### Aim of the exercise
Find each line with the string "name" and report it.

### Records for processing
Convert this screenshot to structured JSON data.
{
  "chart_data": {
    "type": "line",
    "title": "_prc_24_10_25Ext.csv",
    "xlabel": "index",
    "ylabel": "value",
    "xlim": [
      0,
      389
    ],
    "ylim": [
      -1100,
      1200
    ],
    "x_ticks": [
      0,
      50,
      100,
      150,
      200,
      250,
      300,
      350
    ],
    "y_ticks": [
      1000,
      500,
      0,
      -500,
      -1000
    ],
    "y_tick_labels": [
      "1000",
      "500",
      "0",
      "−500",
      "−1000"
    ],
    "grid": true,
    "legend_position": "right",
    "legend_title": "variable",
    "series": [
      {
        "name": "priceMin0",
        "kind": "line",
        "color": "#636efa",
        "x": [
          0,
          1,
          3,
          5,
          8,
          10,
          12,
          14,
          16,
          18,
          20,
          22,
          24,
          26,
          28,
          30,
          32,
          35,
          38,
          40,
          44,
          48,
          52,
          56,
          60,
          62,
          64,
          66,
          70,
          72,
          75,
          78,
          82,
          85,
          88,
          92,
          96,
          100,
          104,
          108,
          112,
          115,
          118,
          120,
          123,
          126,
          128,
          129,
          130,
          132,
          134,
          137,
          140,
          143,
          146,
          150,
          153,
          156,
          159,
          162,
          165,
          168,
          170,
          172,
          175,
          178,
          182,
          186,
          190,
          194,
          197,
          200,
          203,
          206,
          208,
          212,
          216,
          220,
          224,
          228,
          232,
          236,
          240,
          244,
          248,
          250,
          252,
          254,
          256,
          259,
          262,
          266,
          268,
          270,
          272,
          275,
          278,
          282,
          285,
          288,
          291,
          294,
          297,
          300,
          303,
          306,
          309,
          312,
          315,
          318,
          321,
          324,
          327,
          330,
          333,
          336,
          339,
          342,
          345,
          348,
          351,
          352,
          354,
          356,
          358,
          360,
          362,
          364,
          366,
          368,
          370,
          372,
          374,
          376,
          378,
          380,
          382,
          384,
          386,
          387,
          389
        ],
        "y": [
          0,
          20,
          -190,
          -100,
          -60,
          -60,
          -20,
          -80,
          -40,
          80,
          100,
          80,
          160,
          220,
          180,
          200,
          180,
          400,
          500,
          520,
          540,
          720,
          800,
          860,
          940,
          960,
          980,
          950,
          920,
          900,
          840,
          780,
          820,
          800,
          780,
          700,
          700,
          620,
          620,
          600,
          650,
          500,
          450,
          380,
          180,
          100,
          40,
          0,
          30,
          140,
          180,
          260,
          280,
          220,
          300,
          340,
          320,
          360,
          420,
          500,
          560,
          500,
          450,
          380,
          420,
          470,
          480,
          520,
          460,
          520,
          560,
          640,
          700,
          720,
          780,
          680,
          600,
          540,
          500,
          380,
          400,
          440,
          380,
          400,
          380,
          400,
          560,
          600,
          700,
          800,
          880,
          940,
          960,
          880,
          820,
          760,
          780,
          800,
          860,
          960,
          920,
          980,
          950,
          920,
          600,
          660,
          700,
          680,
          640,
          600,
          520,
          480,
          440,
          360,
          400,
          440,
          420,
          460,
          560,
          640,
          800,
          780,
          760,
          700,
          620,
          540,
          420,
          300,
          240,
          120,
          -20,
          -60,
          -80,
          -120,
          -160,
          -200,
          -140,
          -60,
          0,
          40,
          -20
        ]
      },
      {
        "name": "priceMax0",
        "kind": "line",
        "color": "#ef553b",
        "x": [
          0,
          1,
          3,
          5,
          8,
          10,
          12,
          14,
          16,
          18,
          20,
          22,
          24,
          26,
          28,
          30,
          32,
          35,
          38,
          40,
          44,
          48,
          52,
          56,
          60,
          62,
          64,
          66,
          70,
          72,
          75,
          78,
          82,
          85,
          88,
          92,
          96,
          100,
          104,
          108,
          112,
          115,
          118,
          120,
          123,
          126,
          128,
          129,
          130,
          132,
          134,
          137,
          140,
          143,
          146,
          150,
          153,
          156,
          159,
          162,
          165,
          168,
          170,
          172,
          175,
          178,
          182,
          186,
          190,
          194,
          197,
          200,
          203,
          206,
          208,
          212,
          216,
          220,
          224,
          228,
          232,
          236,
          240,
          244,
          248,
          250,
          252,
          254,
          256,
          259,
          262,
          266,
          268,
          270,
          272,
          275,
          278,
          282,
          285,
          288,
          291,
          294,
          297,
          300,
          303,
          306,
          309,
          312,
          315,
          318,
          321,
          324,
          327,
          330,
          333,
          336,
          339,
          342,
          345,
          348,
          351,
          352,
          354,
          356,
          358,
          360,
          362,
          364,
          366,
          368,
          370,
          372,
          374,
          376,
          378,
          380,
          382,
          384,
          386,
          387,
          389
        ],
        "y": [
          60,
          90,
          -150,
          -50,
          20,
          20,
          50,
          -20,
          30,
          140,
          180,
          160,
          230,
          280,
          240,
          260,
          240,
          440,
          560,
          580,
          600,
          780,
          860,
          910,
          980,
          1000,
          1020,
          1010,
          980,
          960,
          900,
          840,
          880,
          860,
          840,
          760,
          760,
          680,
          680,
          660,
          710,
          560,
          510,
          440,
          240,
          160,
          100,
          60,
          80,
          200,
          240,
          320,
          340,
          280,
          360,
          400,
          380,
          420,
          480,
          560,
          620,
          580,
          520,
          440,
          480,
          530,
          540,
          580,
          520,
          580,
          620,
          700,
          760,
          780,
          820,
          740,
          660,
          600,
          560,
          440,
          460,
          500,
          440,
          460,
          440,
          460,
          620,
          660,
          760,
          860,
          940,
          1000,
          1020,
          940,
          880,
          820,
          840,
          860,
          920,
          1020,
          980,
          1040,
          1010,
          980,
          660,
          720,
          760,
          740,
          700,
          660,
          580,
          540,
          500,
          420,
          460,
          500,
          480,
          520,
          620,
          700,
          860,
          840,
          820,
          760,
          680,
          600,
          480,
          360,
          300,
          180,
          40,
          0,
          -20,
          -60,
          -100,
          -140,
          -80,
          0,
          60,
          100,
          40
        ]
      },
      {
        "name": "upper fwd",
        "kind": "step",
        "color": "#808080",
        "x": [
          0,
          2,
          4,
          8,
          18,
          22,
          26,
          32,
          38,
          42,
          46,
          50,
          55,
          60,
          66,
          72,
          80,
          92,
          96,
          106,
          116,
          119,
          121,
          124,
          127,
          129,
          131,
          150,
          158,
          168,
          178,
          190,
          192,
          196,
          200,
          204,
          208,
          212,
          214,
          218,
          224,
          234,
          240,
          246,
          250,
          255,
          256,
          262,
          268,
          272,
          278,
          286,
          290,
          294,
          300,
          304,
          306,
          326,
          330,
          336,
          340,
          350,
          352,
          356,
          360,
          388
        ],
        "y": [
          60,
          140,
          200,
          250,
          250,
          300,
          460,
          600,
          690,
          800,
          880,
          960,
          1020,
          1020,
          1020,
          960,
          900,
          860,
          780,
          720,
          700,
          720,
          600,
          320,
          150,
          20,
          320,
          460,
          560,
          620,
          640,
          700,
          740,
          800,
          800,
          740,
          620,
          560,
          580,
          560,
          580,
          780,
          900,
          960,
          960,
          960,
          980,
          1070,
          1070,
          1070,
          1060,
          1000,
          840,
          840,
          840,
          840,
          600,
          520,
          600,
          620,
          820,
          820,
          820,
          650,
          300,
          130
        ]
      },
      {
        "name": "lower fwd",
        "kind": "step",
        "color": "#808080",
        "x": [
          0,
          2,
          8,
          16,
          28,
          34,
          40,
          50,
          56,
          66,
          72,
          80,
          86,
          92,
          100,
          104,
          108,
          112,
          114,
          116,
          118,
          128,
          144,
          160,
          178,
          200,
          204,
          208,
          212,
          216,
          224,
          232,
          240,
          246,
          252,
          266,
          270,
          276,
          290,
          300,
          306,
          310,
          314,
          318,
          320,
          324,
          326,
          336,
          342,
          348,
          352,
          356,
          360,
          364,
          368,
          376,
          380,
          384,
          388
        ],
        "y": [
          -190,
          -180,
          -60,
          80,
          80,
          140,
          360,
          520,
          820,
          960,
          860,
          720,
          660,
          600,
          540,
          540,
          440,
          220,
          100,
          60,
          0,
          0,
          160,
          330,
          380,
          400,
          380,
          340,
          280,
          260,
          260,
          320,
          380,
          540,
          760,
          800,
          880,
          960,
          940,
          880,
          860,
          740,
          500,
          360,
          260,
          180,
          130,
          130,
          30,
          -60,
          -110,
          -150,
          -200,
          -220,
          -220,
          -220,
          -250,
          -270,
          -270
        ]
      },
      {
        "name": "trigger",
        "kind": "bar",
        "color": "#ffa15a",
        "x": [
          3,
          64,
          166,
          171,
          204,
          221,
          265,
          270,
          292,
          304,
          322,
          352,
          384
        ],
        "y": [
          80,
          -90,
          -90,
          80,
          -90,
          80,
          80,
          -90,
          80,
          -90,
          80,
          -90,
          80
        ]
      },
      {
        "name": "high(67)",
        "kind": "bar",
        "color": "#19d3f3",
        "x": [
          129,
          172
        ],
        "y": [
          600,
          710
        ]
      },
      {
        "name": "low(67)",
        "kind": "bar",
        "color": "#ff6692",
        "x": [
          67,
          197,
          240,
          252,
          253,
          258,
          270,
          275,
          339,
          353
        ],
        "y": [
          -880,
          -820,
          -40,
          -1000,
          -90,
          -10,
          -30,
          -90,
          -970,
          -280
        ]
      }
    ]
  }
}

### Solution to this problem
        "name": "priceMin0",
        "name": "priceMax0",
        "name": "upper fwd",
        "name": "lower fwd",
        "name": "trigger",
        "name": "high(67)",
        "name": "low(67)",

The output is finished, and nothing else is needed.